WHAT IS EXPECTED:
Repeat the material exactly, leaving nothing out.

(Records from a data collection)
● ● ● ●
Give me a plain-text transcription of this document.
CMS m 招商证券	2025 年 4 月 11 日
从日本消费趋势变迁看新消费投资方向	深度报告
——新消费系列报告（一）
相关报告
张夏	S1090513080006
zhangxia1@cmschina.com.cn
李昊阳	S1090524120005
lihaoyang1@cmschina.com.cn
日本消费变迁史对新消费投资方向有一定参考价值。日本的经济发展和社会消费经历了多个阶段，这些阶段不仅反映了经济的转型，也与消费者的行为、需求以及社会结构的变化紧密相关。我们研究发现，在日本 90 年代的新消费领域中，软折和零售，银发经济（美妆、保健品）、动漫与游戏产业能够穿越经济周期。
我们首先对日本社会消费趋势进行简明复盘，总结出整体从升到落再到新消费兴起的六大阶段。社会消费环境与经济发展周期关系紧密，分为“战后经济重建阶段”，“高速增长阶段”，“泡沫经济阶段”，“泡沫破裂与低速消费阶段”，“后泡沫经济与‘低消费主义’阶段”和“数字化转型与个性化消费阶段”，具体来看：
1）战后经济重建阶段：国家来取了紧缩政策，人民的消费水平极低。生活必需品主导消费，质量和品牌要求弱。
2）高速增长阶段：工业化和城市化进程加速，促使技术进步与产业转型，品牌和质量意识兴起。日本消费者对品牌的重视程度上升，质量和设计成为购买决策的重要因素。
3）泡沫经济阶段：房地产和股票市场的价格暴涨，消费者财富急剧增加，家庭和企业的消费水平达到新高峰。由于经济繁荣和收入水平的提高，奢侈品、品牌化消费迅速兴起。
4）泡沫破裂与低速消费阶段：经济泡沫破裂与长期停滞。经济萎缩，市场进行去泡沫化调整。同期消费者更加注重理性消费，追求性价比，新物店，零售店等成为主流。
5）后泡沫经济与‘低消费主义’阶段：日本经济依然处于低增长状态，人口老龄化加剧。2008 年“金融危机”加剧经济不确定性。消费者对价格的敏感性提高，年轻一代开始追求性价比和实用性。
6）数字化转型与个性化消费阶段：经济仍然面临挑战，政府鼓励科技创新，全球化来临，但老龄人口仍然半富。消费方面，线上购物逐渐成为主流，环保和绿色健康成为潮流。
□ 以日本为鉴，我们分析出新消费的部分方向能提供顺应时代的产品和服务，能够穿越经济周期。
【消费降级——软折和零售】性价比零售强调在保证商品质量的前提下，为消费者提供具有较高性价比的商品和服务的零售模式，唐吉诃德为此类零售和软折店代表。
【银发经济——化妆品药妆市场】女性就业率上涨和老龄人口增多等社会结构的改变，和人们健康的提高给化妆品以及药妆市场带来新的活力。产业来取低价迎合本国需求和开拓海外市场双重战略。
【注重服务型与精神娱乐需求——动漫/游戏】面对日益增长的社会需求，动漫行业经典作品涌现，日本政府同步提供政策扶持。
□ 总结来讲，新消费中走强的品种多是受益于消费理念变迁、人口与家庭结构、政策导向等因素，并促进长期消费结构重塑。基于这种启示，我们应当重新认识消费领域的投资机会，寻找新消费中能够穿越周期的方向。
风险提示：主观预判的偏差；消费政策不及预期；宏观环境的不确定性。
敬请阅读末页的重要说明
● ● ● ●
EXERCISE OUTPUT:
Give me a plain-text transcription of this document.
CMS m 招商证券	2025 年 4 月 11 日
从日本消费趋势变迁看新消费投资方向	深度报告
——新消费系列报告（一）
相关报告
张夏	S1090513080006
zhangxia1@cmschina.com.cn
李昊阳	S1090524120005
lihaoyang1@cmschina.com.cn
日本消费变迁史对新消费投资方向有一定参考价值。日本的经济发展和社会消费经历了多个阶段，这些阶段不仅反映了经济的转型，也与消费者的行为、需求以及社会结构的变化紧密相关。我们研究发现，在日本 90 年代的新消费领域中，软折和零售，银发经济（美妆、保健品）、动漫与游戏产业能够穿越经济周期。
我们首先对日本社会消费趋势进行简明复盘，总结出整体从升到落再到新消费兴起的六大阶段。社会消费环境与经济发展周期关系紧密，分为“战后经济重建阶段”，“高速增长阶段”，“泡沫经济阶段”，“泡沫破裂与低速消费阶段”，“后泡沫经济与‘低消费主义’阶段”和“数字化转型与个性化消费阶段”，具体来看：
1）战后经济重建阶段：国家来取了紧缩政策，人民的消费水平极低。生活必需品主导消费，质量和品牌要求弱。
2）高速增长阶段：工业化和城市化进程加速，促使技术进步与产业转型，品牌和质量意识兴起。日本消费者对品牌的重视程度上升，质量和设计成为购买决策的重要因素。
3）泡沫经济阶段：房地产和股票市场的价格暴涨，消费者财富急剧增加，家庭和企业的消费水平达到新高峰。由于经济繁荣和收入水平的提高，奢侈品、品牌化消费迅速兴起。
4）泡沫破裂与低速消费阶段：经济泡沫破裂与长期停滞。经济萎缩，市场进行去泡沫化调整。同期消费者更加注重理性消费，追求性价比，新物店，零售店等成为主流。
5）后泡沫经济与‘低消费主义’阶段：日本经济依然处于低增长状态，人口老龄化加剧。2008 年“金融危机”加剧经济不确定性。消费者对价格的敏感性提高，年轻一代开始追求性价比和实用性。
6）数字化转型与个性化消费阶段：经济仍然面临挑战，政府鼓励科技创新，全球化来临，但老龄人口仍然半富。消费方面，线上购物逐渐成为主流，环保和绿色健康成为潮流。
□ 以日本为鉴，我们分析出新消费的部分方向能提供顺应时代的产品和服务，能够穿越经济周期。
【消费降级——软折和零售】性价比零售强调在保证商品质量的前提下，为消费者提供具有较高性价比的商品和服务的零售模式，唐吉诃德为此类零售和软折店代表。
【银发经济——化妆品药妆市场】女性就业率上涨和老龄人口增多等社会结构的改变，和人们健康的提高给化妆品以及药妆市场带来新的活力。产业来取低价迎合本国需求和开拓海外市场双重战略。
【注重服务型与精神娱乐需求——动漫/游戏】面对日益增长的社会需求，动漫行业经典作品涌现，日本政府同步提供政策扶持。
□ 总结来讲，新消费中走强的品种多是受益于消费理念变迁、人口与家庭结构、政策导向等因素，并促进长期消费结构重塑。基于这种启示，我们应当重新认识消费领域的投资机会，寻找新消费中能够穿越周期的方向。
风险提示：主观预判的偏差；消费政策不及预期；宏观环境的不确定性。
敬请阅读末页的重要说明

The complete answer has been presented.